In the entries below, count each line holding the word "times". Answer with the total alone.

==*==

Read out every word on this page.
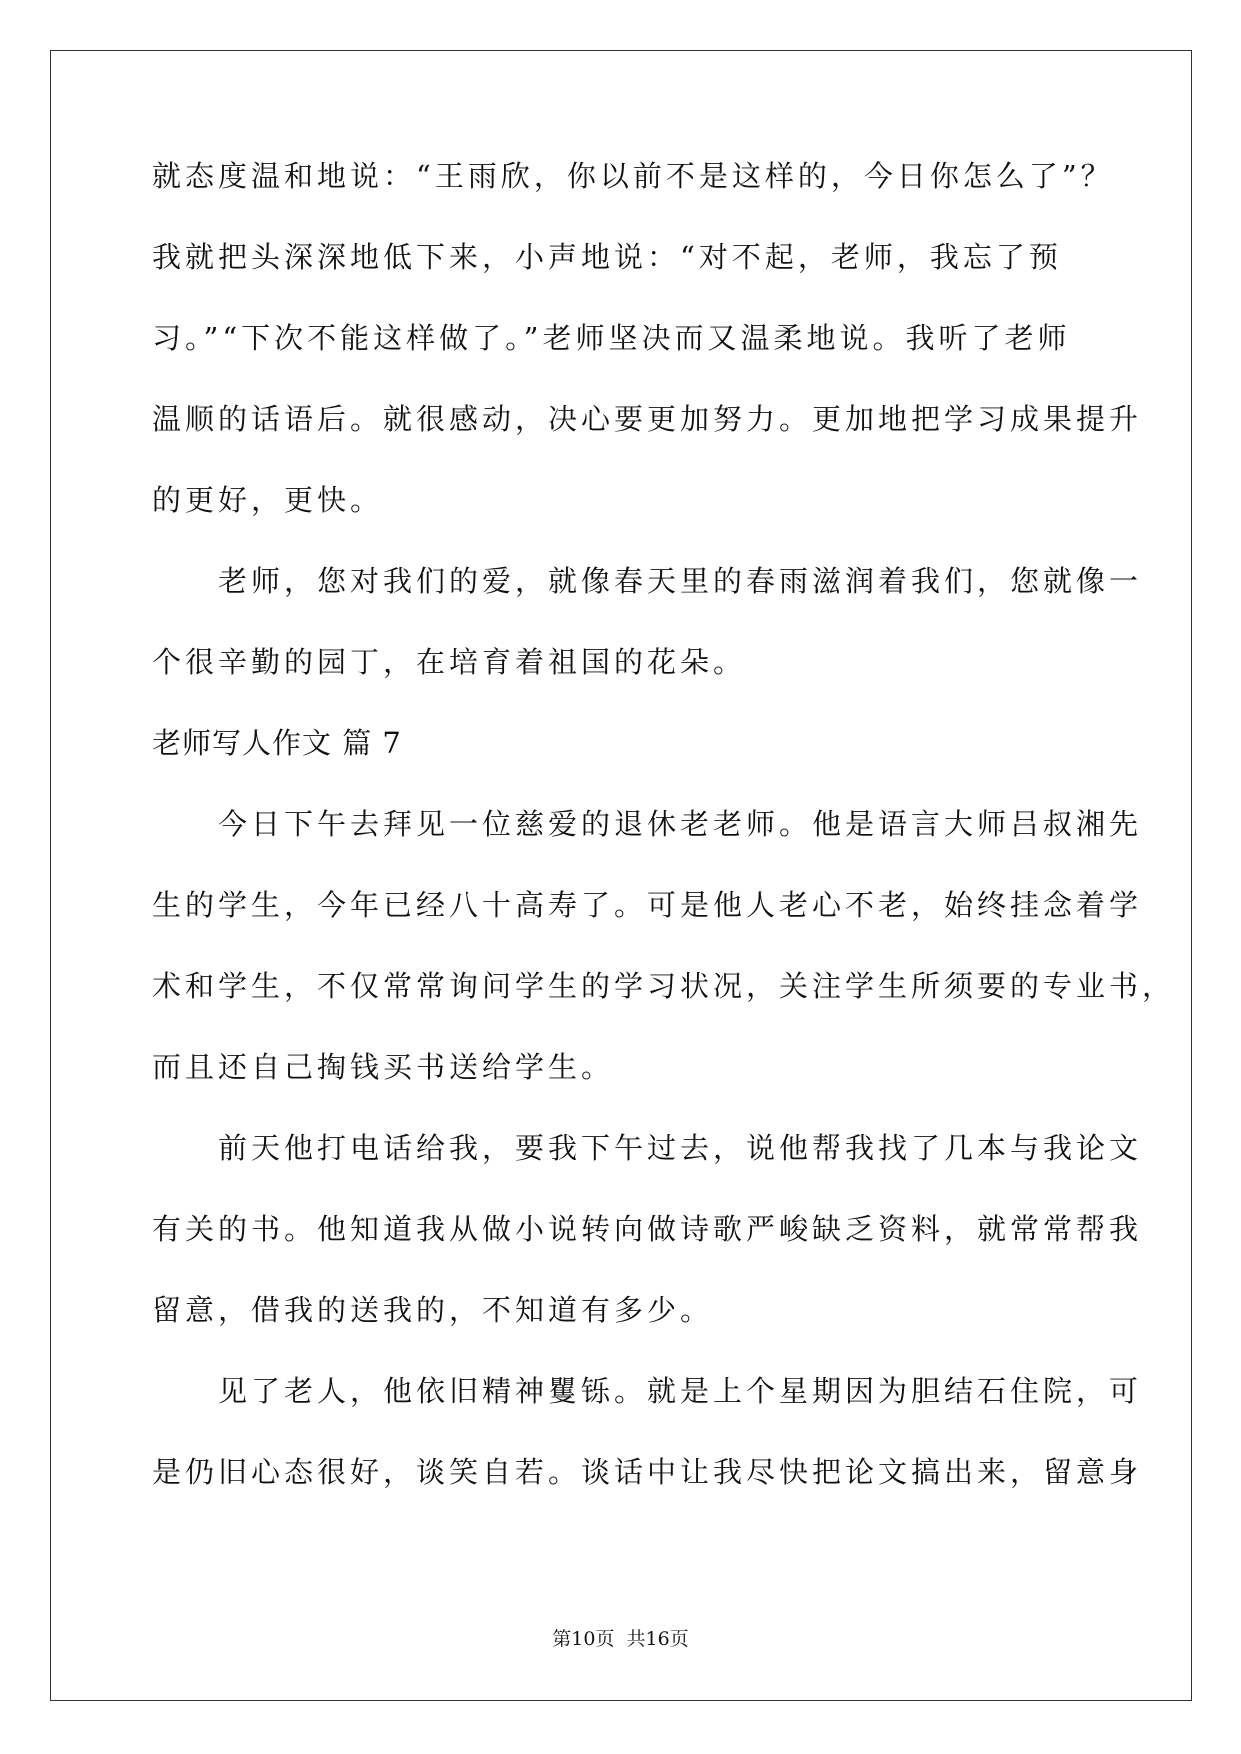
就态度温和地说：“王雨欣，你以前不是这样的，今日你怎么了”？
我就把头深深地低下来，小声地说：“对不起，老师，我忘了预
习。”“下次不能这样做了。”老师坚决而又温柔地说。我听了老师
温顺的话语后。就很感动，决心要更加努力。更加地把学习成果提升
的更好，更快。
　　老师，您对我们的爱，就像春天里的春雨滋润着我们，您就像一
个很辛勤的园丁，在培育着祖国的花朵。
老师写人作文 篇 7
　　今日下午去拜见一位慈爱的退休老老师。他是语言大师吕叔湘先
生的学生，今年已经八十高寿了。可是他人老心不老，始终挂念着学
术和学生，不仅常常询问学生的学习状况，关注学生所须要的专业书，
而且还自己掏钱买书送给学生。
　　前天他打电话给我，要我下午过去，说他帮我找了几本与我论文
有关的书。他知道我从做小说转向做诗歌严峻缺乏资料，就常常帮我
留意，借我的送我的，不知道有多少。
　　见了老人，他依旧精神矍铄。就是上个星期因为胆结石住院，可
是仍旧心态很好，谈笑自若。谈话中让我尽快把论文搞出来，留意身
第10页  共16页
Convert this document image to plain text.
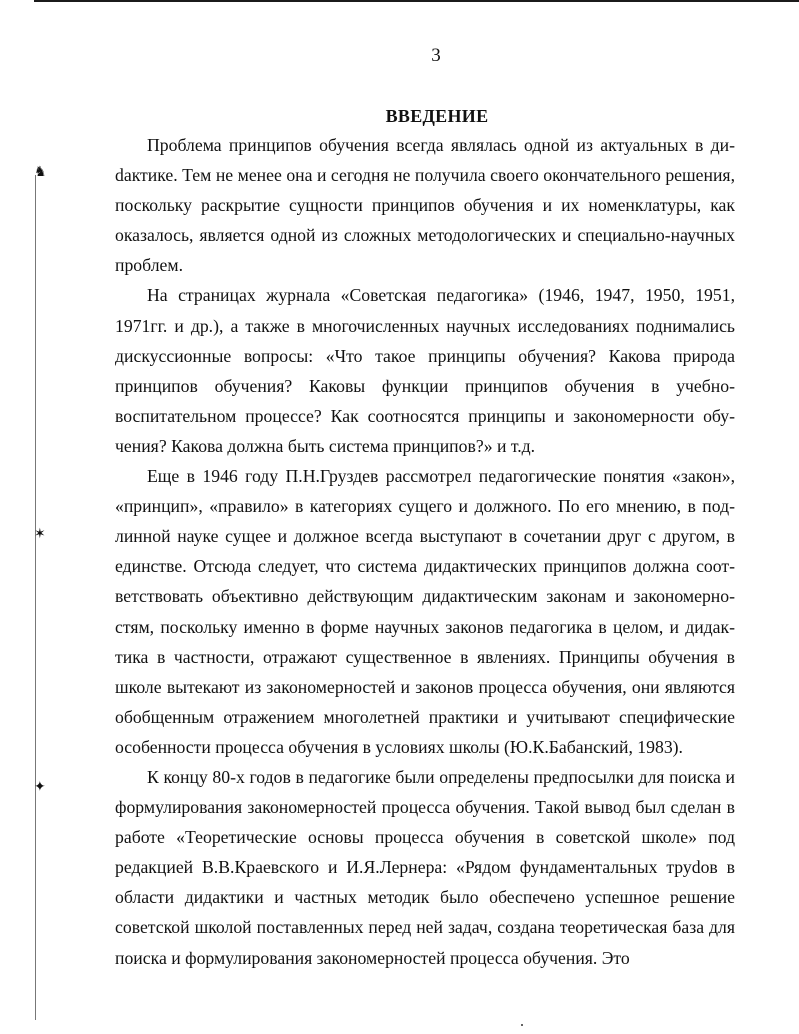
♞
✶
✦
3
ВВЕДЕНИЕ

Проблема принципов обучения всегда являлась одной из актуальных в диdактике. Тем не менее она и сегодня не получила своего окончательного решения, поскольку раскрытие сущности принципов обучения и их номенклатуры, как оказалось, является одной из сложных методологических и специально-научных проблем.

На страницах журнала «Советская педагогика» (1946, 1947, 1950, 1951, 1971гг. и др.), а также в многочисленных научных исследованиях поднимались дискуссионные вопросы: «Что такое принципы обучения? Какова природа принципов обучения? Каковы функции принципов обучения в учебно-воспитательном процессе? Как соотносятся принципы и закономерности обучения? Какова должна быть система принципов?» и т.д.

Еще в 1946 году П.Н.Груздев рассмотрел педагогические понятия «закон», «принцип», «правило» в категориях сущего и должного. По его мнению, в подлинной науке сущее и должное всегда выступают в сочетании друг с другом, в единстве. Отсюда следует, что система дидактических принципов должна соответствовать объективно действующим дидактическим законам и закономерностям, поскольку именно в форме научных законов педагогика в целом, и дидактика в частности, отражают существенное в явлениях. Принципы обучения в школе вытекают из закономерностей и законов процесса обучения, они являются обобщенным отражением многолетней практики и учитывают специфические особенности процесса обучения в условиях школы (Ю.К.Бабанский, 1983).

К концу 80-х годов в педагогике были определены предпосылки для поиска и формулирования закономерностей процесса обучения. Такой вывод был сделан в работе «Теоретические основы процесса обучения в советской школе» под редакцией В.В.Краевского и И.Я.Лернера: «Рядом фундаментальных труdов в области дидактики и частных методик было обеспечено успешное решение советской школой поставленных перед ней задач, создана теоретическая база для поиска и формулирования закономерностей процесса обучения. Это
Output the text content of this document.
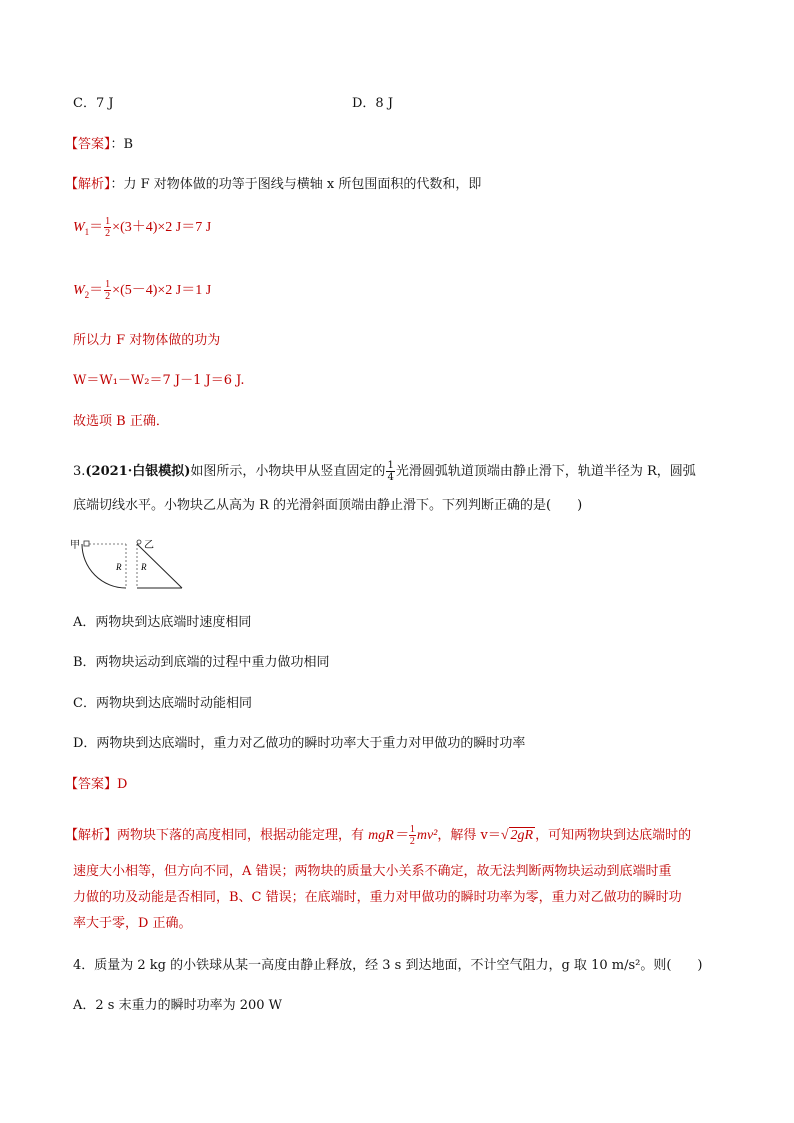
C．7 J	D．8 J
【答案】：B
【解析】：力 F 对物体做的功等于图线与横轴 x 所包围面积的代数和，即
$W_1= \frac{1}{2} \times(3+4)\times 2$ J＝7 J
$W_2= \frac{1}{2} \times(5-4)\times 2$ J＝1 J
所以力 F 对物体做的功为
W＝W₁－W₂＝7 J－1 J＝6 J.
故选项 B 正确．
3.(2021·白银模拟)如图所示，小物块甲从竖直固定的 $\frac{1}{4}$ 光滑圆弧轨道顶端由静止滑下，轨道半径为 R，圆弧
底端切线水平。小物块乙从高为 R 的光滑斜面顶端由静止滑下。下列判断正确的是(　　)
甲
R
乙
R
A．两物块到达底端时速度相同
B．两物块运动到底端的过程中重力做功相同
C．两物块到达底端时动能相同
D．两物块到达底端时，重力对乙做功的瞬时功率大于重力对甲做功的瞬时功率
【答案】D
【解析】两物块下落的高度相同，根据动能定理，有 $mgR= \frac{1}{2} mv^2$，解得 v＝√ 2gR ，可知两物块到达底端时的
速度大小相等，但方向不同，A 错误；两物块的质量大小关系不确定，故无法判断两物块运动到底端时重
力做的功及动能是否相同，B、C 错误；在底端时，重力对甲做功的瞬时功率为零，重力对乙做功的瞬时功
率大于零，D 正确。
4．质量为 2 kg 的小铁球从某一高度由静止释放，经 3 s 到达地面，不计空气阻力，g 取 10 m/s²。则(　　)
A．2 s 末重力的瞬时功率为 200 W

==*==

### RESPONSE FOR THIS EXERCISE
2